Annotated element entries –
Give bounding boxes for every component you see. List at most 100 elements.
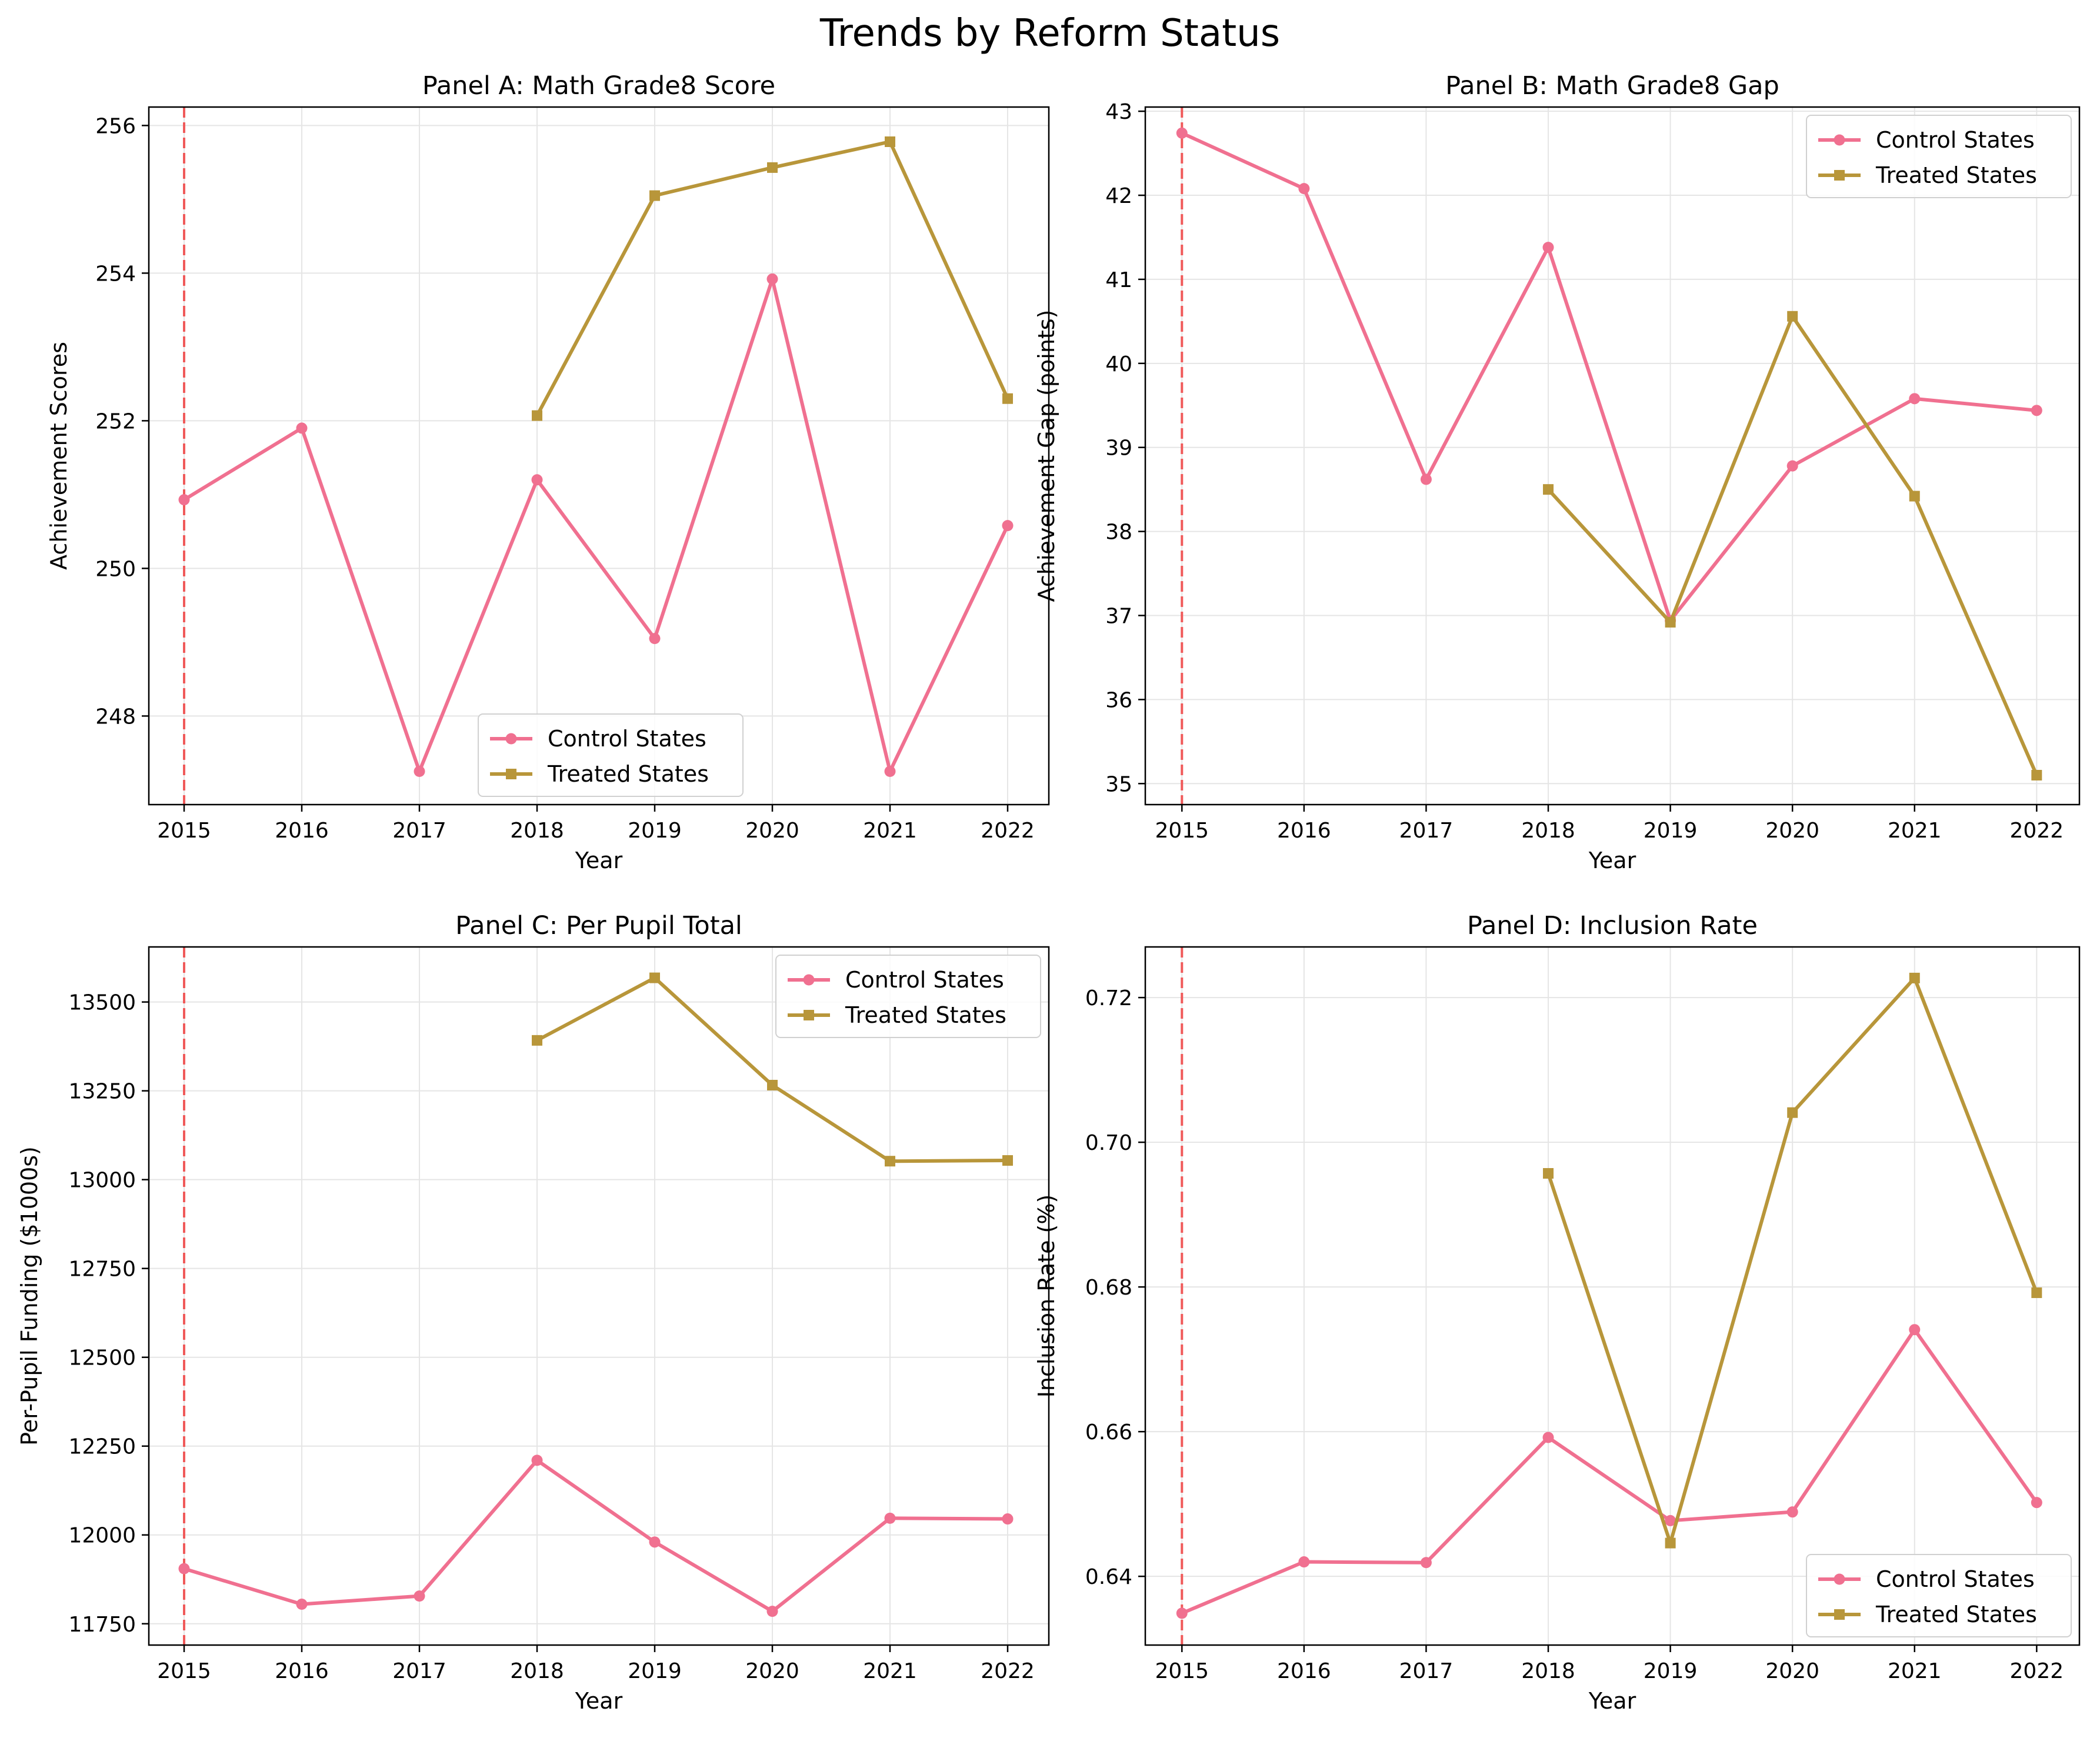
control-data-point bbox=[1420, 473, 1432, 485]
control-data-point bbox=[1665, 1515, 1676, 1526]
y-tick-label: 12000 bbox=[68, 1524, 136, 1548]
control-data-point bbox=[766, 273, 778, 285]
x-tick-label: 2018 bbox=[1521, 819, 1575, 843]
axes-frame bbox=[148, 946, 1050, 1646]
figure-title: Trends by Reform Status bbox=[819, 12, 1280, 55]
y-axis-label: Achievement Gap (points) bbox=[1034, 310, 1059, 602]
control-data-point bbox=[1786, 1506, 1798, 1518]
y-tick-label: 0.72 bbox=[1085, 986, 1132, 1010]
y-tick-label: 12250 bbox=[68, 1435, 136, 1459]
legend-box bbox=[1806, 115, 2072, 198]
x-tick-label: 2018 bbox=[1521, 1659, 1575, 1683]
treated-data-point bbox=[1787, 311, 1798, 322]
panel-title: Panel D: Inclusion Rate bbox=[1467, 911, 1758, 940]
x-tick-label: 2020 bbox=[1765, 1659, 1819, 1683]
y-tick-label: 36 bbox=[1105, 688, 1132, 712]
control-data-point bbox=[1002, 1513, 1014, 1525]
control-data-point bbox=[1420, 1557, 1432, 1569]
treated-data-point bbox=[532, 1035, 542, 1046]
x-tick-label: 2022 bbox=[981, 819, 1035, 843]
legend-label: Treated States bbox=[1875, 162, 2037, 188]
control-data-point bbox=[1786, 460, 1798, 472]
x-tick-label: 2017 bbox=[1399, 1659, 1454, 1683]
panel-1: 2015 2016 2017 2018 2019 2020 2021 2022 248 250 25… bbox=[46, 71, 1050, 873]
y-tick-label: 248 bbox=[95, 705, 136, 729]
x-tick-label: 2021 bbox=[1888, 1659, 1942, 1683]
treated-data-point bbox=[2031, 1287, 2042, 1298]
control-data-point bbox=[766, 1606, 778, 1617]
control-data-point bbox=[2031, 1497, 2042, 1509]
y-tick-label: 35 bbox=[1105, 772, 1132, 796]
panel-title: Panel C: Per Pupil Total bbox=[455, 911, 742, 940]
x-tick-label: 2019 bbox=[1644, 1659, 1698, 1683]
x-tick-label: 2015 bbox=[1155, 819, 1209, 843]
control-data-point bbox=[1002, 520, 1014, 532]
control-data-point bbox=[1176, 1607, 1188, 1619]
control-data-point bbox=[296, 1599, 308, 1610]
panel-title: Panel A: Math Grade8 Score bbox=[422, 71, 775, 101]
legend-label: Treated States bbox=[547, 761, 709, 787]
control-data-point bbox=[1542, 1432, 1554, 1443]
legend-label: Control States bbox=[1876, 127, 2035, 153]
control-data-point bbox=[1298, 1556, 1310, 1568]
legend-swatch-marker bbox=[1834, 134, 1845, 146]
x-tick-label: 2021 bbox=[863, 819, 917, 843]
x-axis-label: Year bbox=[1588, 848, 1636, 873]
x-tick-label: 2015 bbox=[157, 1659, 211, 1683]
legend-swatch-marker bbox=[506, 769, 516, 779]
control-series-line bbox=[1180, 131, 2039, 623]
control-series-line bbox=[1180, 1327, 2039, 1615]
control-data-point bbox=[1298, 183, 1310, 195]
treated-data-point bbox=[1002, 1155, 1013, 1166]
legend-swatch-marker bbox=[1834, 1609, 1845, 1620]
legend-label: Treated States bbox=[1875, 1602, 2037, 1627]
legend: Control States Treated States bbox=[775, 955, 1041, 1038]
x-tick-label: 2022 bbox=[2010, 1659, 2064, 1683]
panel-title: Panel B: Math Grade8 Gap bbox=[1445, 71, 1779, 101]
control-data-point bbox=[649, 633, 661, 645]
y-tick-label: 12500 bbox=[68, 1346, 136, 1370]
legend-box bbox=[775, 955, 1041, 1038]
legend-swatch-marker bbox=[505, 733, 517, 745]
treated-data-point bbox=[767, 1079, 778, 1090]
control-data-point bbox=[178, 494, 190, 506]
y-tick-label: 43 bbox=[1105, 100, 1132, 124]
control-data-point bbox=[531, 1455, 543, 1466]
treated-data-point bbox=[1002, 393, 1013, 404]
treated-data-point bbox=[1543, 484, 1554, 495]
x-tick-label: 2016 bbox=[1277, 819, 1331, 843]
treated-data-point bbox=[885, 1156, 895, 1167]
control-data-point bbox=[531, 474, 543, 486]
axes-frame bbox=[148, 106, 1050, 806]
y-axis-label: Per-Pupil Funding ($1000s) bbox=[16, 1146, 42, 1446]
treated-data-point bbox=[1665, 1537, 1676, 1549]
x-tick-label: 2017 bbox=[392, 819, 446, 843]
control-data-point bbox=[2031, 405, 2042, 416]
y-axis-label: Inclusion Rate (%) bbox=[1034, 1195, 1059, 1398]
x-tick-label: 2020 bbox=[745, 1659, 799, 1683]
panel-4: 2015 2016 2017 2018 2019 2020 2021 2022 0.64 0.66… bbox=[1034, 911, 2081, 1714]
x-tick-label: 2019 bbox=[628, 819, 682, 843]
legend: Control States Treated States bbox=[1806, 1554, 2072, 1637]
treated-data-point bbox=[649, 972, 660, 983]
control-data-point bbox=[884, 1512, 896, 1524]
x-tick-label: 2022 bbox=[2010, 819, 2064, 843]
control-data-point bbox=[1542, 242, 1554, 253]
y-tick-label: 252 bbox=[95, 409, 136, 433]
treated-data-point bbox=[649, 190, 660, 201]
control-data-point bbox=[1909, 393, 1921, 405]
treated-data-point bbox=[1909, 972, 1920, 983]
y-tick-label: 39 bbox=[1105, 436, 1132, 461]
y-tick-label: 12750 bbox=[68, 1257, 136, 1282]
x-axis-label: Year bbox=[575, 848, 623, 873]
treated-data-point bbox=[1543, 1168, 1554, 1179]
y-tick-label: 256 bbox=[95, 114, 136, 138]
y-tick-label: 11750 bbox=[68, 1613, 136, 1637]
x-tick-label: 2015 bbox=[1155, 1659, 1209, 1683]
control-data-point bbox=[178, 1563, 190, 1574]
y-tick-label: 13500 bbox=[68, 991, 136, 1015]
control-data-point bbox=[1176, 127, 1188, 139]
control-data-point bbox=[296, 422, 308, 434]
treated-data-point bbox=[532, 410, 542, 421]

Given request – Repeat word for word the part of the rows above that opens with the line containing "control-data-point bbox=[1420, 473, 1432, 485]" and closes with the line containing "axes-frame bbox=[148, 946, 1050, 1646]".

Exercise result –
control-data-point bbox=[1420, 473, 1432, 485]
control-data-point bbox=[1665, 1515, 1676, 1526]
y-tick-label: 12000 bbox=[68, 1524, 136, 1548]
control-data-point bbox=[766, 273, 778, 285]
x-tick-label: 2018 bbox=[1521, 819, 1575, 843]
axes-frame bbox=[148, 946, 1050, 1646]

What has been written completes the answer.